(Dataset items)
★ ★ ★ ★

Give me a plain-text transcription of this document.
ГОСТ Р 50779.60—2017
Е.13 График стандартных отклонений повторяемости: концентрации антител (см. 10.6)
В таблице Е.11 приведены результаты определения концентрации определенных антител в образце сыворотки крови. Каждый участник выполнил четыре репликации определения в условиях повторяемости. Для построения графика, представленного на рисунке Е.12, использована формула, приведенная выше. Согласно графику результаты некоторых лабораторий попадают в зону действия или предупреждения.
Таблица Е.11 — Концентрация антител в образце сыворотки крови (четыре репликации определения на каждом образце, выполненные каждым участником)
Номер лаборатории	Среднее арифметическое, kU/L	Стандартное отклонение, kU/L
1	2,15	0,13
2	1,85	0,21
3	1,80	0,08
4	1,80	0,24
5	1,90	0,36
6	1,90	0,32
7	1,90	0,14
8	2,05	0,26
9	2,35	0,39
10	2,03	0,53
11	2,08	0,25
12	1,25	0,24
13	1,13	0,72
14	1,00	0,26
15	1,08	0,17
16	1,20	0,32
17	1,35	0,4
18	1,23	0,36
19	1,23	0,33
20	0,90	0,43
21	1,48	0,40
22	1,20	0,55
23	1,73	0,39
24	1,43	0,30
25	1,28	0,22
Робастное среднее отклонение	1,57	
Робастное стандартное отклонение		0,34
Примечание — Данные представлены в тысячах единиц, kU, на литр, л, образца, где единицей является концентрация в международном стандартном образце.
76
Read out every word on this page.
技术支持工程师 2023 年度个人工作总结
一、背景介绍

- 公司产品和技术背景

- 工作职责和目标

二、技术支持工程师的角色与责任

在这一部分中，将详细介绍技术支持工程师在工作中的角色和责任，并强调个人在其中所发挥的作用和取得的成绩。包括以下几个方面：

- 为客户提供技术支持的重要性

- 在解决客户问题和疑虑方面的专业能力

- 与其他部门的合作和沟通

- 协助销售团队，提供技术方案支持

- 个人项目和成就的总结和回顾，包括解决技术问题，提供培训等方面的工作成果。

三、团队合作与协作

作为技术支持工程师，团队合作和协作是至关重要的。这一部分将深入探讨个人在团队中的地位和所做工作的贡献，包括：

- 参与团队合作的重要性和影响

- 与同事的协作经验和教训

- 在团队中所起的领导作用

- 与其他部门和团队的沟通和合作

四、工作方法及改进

★ ★ ★ ★

In the lines above, find each one with "антител" and list it.

Е.13 График стандартных отклонений повторяемости: концентрации антител (см. 10.6)
В таблице Е.11 приведены результаты определения концентрации определенных антител в образце сыворотки крови. Каждый участник выполнил четыре репликации определения в условиях повторяемости. Для построения графика, представленного на рисунке Е.12, использована формула, приведенная выше. Согласно графику результаты некоторых лабораторий попадают в зону действия или предупреждения.
Таблица Е.11 — Концентрация антител в образце сыворотки крови (четыре репликации определения на каждом образце, выполненные каждым участником)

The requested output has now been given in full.